**What the task asks**
Review the material and extract every line in which the word "name" occurs.

________________

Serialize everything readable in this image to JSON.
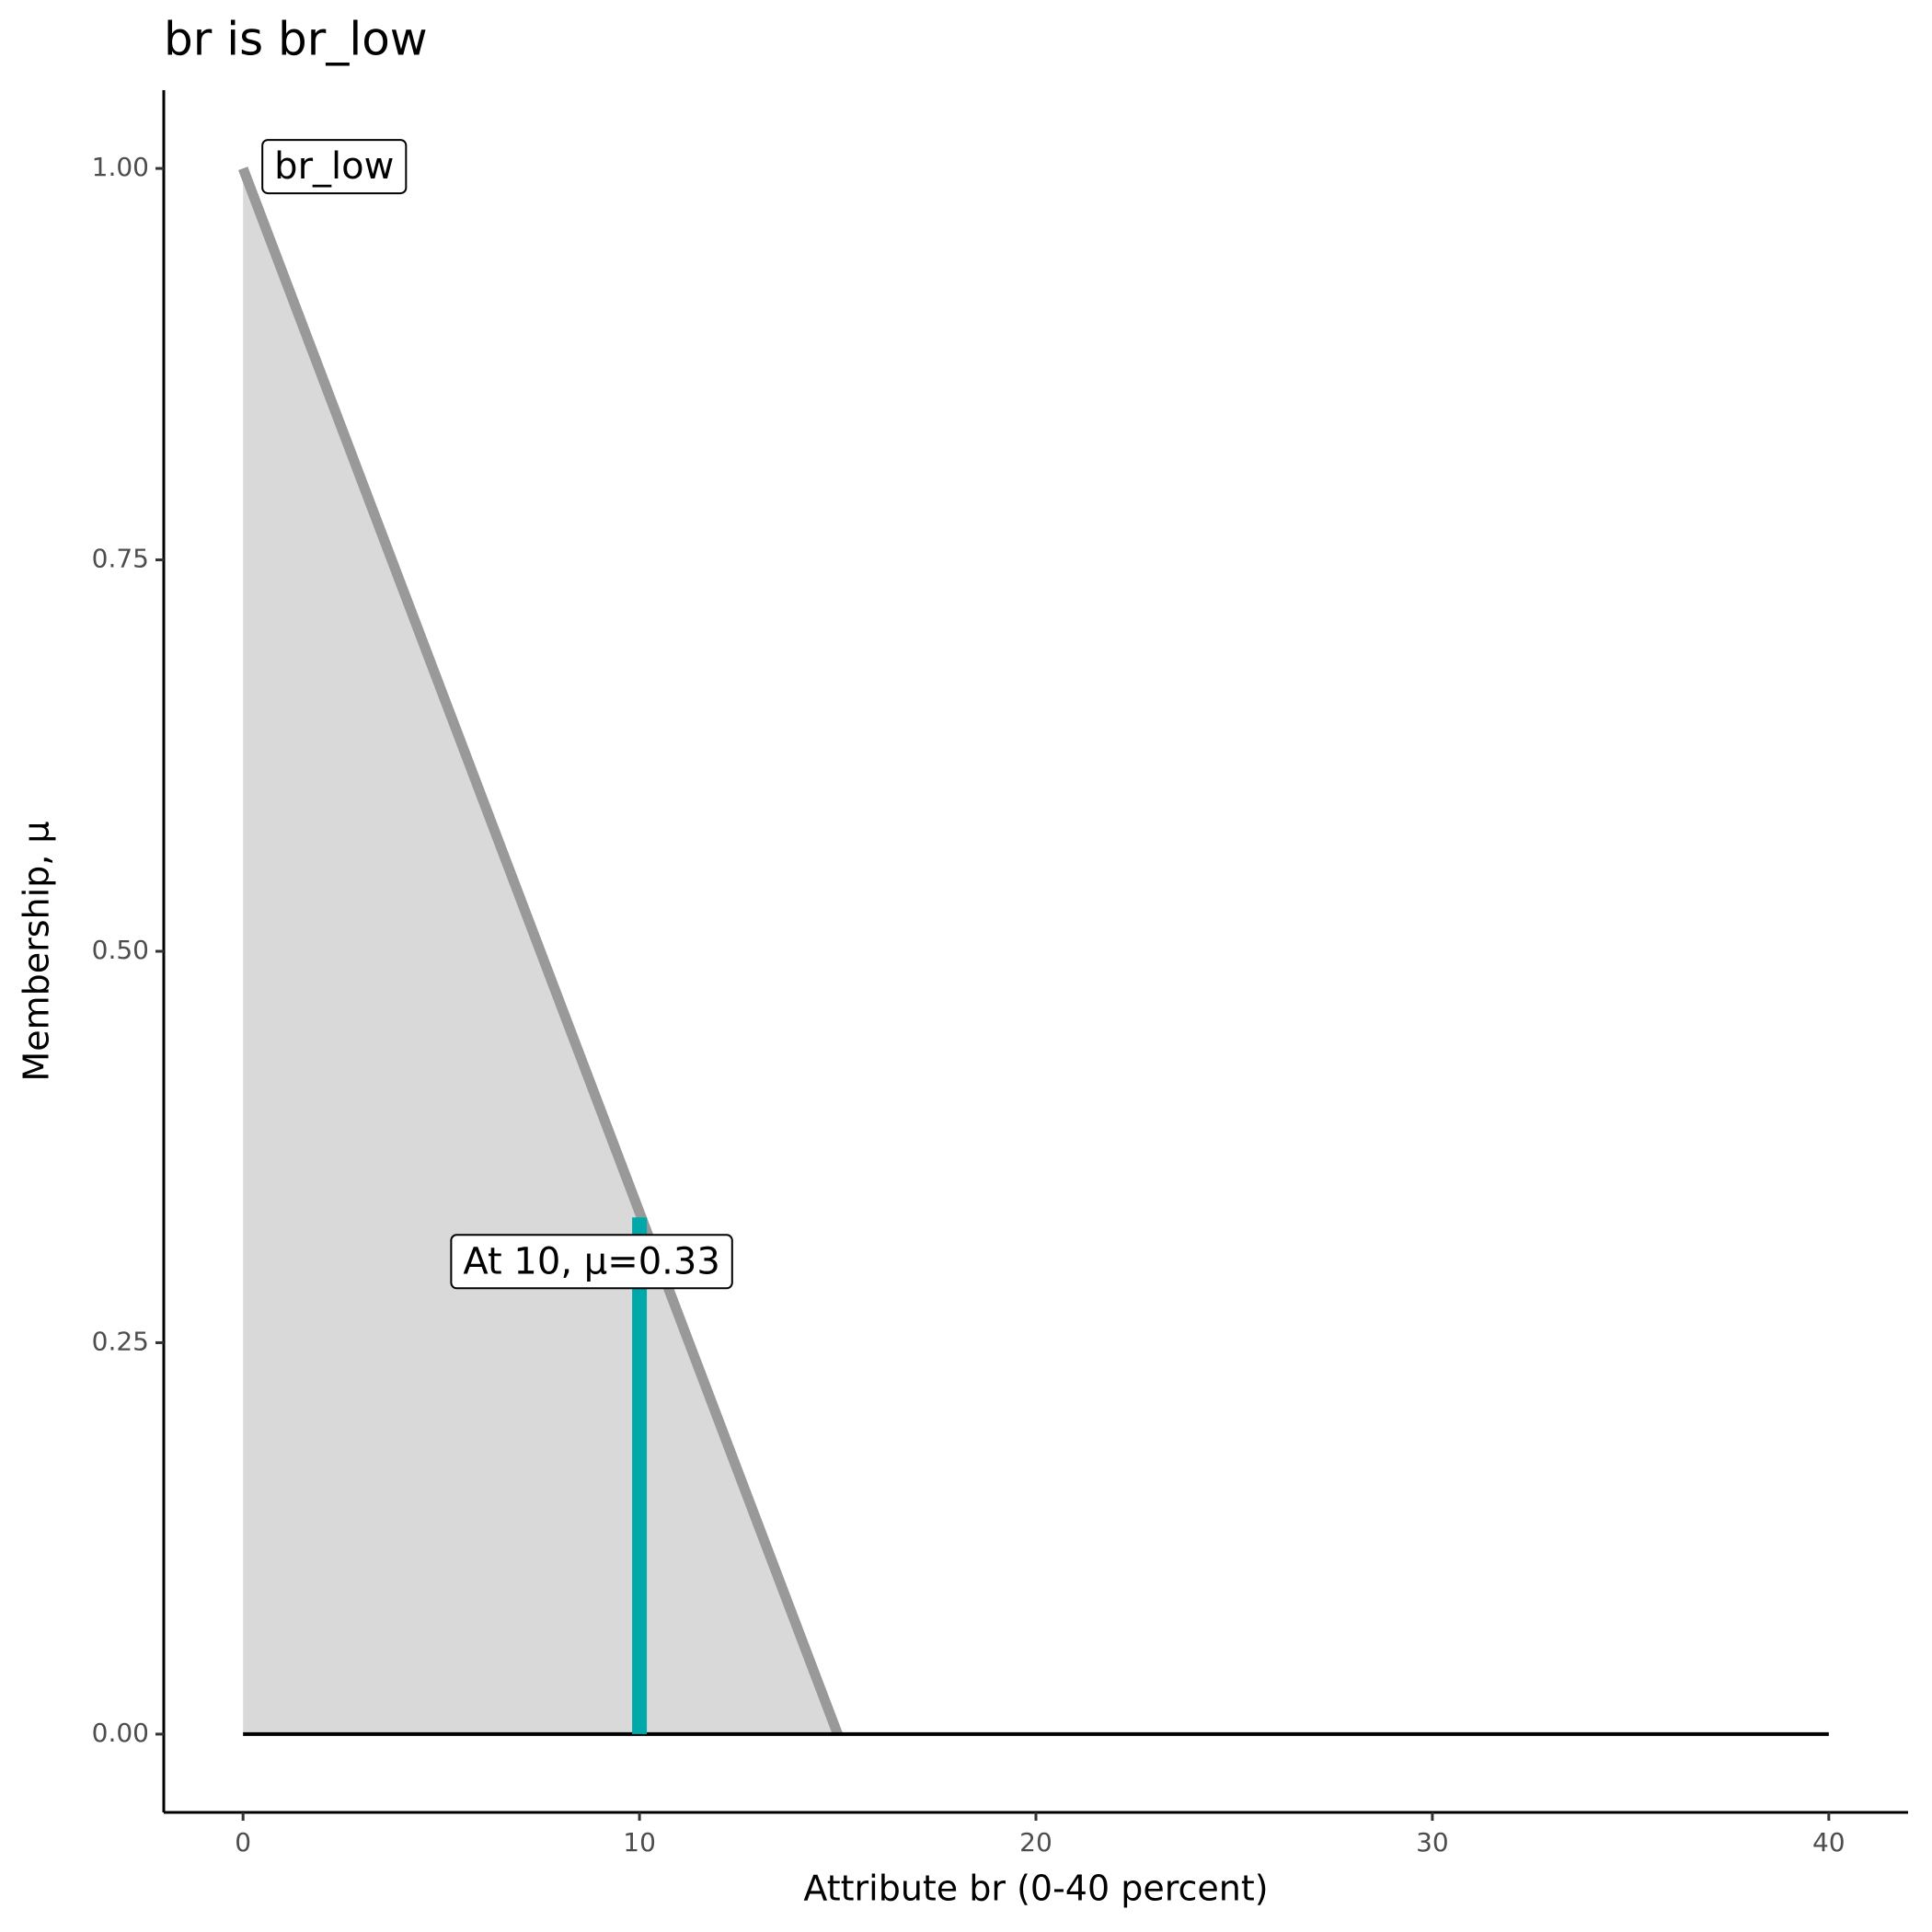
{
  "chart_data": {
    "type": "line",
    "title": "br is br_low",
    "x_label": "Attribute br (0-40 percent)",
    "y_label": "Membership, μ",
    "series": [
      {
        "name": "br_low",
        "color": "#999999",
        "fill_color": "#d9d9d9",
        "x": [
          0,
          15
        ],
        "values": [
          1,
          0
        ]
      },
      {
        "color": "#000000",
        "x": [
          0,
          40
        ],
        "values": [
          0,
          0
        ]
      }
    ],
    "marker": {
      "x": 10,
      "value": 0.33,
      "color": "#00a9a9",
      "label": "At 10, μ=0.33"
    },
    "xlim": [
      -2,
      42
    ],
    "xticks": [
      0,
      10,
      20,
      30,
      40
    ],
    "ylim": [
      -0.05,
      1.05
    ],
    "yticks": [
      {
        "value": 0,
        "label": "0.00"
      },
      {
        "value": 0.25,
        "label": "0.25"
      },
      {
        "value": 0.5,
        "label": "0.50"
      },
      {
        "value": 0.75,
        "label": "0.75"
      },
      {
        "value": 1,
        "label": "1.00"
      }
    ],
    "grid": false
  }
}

________________

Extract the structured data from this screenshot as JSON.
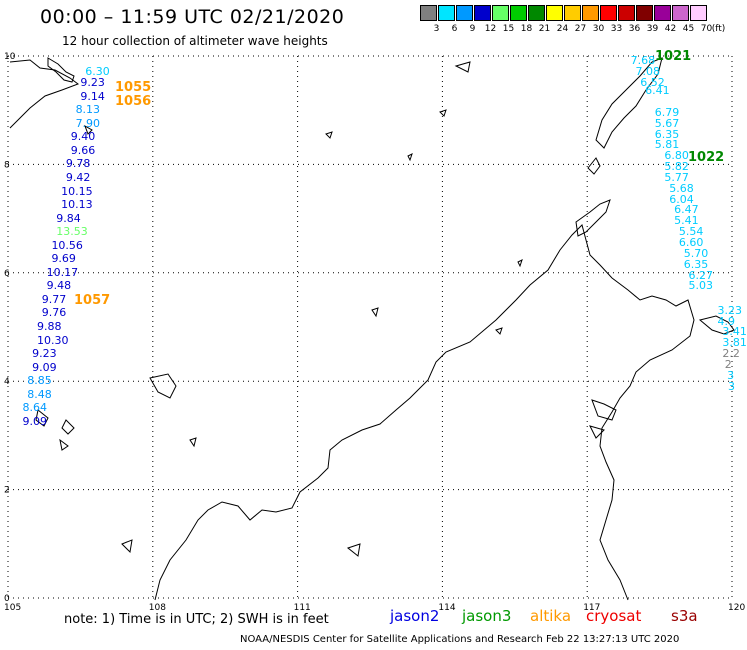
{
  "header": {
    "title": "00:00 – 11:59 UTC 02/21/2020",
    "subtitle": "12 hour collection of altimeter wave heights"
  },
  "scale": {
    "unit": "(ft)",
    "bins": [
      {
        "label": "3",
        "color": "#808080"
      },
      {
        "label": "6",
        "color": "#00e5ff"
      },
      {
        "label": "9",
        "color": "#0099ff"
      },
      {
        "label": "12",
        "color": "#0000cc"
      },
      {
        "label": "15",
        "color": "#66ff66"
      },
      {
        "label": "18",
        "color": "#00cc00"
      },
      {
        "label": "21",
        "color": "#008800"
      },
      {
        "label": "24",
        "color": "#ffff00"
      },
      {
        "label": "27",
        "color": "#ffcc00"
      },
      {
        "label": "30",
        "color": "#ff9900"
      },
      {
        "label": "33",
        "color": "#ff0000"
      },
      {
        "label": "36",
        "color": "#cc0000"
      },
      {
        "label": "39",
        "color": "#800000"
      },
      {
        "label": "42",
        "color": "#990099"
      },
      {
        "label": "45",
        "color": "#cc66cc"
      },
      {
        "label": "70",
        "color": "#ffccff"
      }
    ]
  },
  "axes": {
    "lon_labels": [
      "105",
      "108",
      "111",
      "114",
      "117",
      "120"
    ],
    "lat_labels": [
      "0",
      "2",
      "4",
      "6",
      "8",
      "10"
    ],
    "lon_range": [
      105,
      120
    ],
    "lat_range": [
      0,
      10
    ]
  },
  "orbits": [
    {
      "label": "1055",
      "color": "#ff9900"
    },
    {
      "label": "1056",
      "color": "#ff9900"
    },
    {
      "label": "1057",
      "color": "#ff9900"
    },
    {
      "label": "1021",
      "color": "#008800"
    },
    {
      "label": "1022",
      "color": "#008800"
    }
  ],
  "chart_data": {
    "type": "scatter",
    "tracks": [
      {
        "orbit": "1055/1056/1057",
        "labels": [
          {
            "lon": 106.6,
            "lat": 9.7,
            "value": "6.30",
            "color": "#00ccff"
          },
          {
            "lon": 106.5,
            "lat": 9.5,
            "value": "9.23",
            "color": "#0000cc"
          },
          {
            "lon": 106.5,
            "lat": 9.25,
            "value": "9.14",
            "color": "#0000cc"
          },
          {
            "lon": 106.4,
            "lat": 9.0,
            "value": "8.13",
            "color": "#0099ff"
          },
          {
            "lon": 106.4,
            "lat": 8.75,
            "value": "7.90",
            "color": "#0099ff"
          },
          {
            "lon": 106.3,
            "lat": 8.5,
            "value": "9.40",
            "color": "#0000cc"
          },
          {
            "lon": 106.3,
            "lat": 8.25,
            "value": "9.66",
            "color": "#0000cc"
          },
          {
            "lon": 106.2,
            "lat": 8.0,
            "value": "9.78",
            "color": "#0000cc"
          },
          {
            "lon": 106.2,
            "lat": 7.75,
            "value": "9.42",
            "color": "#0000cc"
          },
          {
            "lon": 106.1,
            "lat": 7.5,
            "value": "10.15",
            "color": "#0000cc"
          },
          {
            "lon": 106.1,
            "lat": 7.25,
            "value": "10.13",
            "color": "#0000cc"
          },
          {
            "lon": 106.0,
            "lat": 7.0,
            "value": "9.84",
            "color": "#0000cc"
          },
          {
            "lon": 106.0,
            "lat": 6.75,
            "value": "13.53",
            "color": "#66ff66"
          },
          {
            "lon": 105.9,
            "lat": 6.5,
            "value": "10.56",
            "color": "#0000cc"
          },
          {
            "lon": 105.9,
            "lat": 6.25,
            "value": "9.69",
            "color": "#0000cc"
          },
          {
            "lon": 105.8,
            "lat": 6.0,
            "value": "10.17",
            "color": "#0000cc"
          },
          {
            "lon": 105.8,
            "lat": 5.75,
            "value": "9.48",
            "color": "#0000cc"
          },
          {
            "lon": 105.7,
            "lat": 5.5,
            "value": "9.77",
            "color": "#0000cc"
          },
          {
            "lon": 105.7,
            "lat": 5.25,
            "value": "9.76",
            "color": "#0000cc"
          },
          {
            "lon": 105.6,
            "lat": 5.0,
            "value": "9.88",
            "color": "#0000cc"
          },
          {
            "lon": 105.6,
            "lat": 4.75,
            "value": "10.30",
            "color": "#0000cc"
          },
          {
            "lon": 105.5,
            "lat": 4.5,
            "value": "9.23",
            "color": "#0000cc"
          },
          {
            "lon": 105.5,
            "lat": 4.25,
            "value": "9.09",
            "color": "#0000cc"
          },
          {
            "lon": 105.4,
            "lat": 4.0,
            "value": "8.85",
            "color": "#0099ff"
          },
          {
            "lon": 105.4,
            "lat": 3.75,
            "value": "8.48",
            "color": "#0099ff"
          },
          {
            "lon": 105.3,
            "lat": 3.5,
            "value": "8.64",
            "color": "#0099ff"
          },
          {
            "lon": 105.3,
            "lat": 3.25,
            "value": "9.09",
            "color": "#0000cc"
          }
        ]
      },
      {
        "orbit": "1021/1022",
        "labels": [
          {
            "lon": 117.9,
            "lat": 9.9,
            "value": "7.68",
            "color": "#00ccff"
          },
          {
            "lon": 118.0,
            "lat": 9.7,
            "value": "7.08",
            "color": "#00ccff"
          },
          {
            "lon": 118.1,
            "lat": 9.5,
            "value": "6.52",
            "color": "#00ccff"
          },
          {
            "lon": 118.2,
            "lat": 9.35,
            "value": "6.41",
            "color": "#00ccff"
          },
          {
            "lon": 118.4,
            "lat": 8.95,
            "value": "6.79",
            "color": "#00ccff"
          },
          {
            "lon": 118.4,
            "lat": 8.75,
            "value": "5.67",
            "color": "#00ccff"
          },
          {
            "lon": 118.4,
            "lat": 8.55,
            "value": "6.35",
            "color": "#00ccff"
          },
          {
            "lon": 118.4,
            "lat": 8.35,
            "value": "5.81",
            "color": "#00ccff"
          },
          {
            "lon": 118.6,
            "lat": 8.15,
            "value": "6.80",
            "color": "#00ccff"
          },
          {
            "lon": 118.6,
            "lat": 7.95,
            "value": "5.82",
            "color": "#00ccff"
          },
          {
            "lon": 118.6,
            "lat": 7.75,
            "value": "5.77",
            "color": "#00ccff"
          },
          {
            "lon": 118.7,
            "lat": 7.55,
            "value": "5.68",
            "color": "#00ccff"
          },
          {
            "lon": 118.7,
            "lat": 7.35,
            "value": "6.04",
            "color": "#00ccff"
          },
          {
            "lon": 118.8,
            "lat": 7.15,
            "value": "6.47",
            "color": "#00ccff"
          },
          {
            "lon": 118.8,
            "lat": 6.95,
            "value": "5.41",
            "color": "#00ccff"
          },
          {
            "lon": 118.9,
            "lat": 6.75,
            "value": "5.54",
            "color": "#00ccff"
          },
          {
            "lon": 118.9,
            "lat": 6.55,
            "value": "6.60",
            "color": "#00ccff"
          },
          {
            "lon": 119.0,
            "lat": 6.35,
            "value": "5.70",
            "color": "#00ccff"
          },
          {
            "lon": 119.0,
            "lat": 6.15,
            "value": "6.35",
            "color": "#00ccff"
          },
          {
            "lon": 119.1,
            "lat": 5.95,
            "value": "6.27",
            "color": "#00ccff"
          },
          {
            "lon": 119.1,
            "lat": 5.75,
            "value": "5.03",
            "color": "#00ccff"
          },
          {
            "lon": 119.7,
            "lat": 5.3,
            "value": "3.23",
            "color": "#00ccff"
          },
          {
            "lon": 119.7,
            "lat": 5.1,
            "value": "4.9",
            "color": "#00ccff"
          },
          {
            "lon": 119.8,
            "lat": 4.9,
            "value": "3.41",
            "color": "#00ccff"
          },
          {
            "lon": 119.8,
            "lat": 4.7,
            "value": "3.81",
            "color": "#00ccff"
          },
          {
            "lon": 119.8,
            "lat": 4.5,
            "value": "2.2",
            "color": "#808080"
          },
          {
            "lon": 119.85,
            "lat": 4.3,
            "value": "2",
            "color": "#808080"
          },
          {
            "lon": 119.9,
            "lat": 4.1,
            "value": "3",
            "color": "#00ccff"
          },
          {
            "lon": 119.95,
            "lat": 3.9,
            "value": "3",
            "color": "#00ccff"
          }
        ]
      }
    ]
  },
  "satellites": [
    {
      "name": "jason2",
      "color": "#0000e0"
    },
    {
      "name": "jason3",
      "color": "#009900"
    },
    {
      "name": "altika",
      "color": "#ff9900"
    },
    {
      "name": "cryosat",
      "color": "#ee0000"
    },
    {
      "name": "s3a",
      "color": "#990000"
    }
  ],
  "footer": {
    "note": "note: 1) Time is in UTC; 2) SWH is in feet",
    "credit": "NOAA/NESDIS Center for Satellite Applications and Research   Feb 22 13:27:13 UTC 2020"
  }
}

________________

**Task answer**
        "name": "br_low",
      "name": "jason2",
      "name": "jason3",
      "name": "altika",
      "name": "cryosat",
      "name": "s3a",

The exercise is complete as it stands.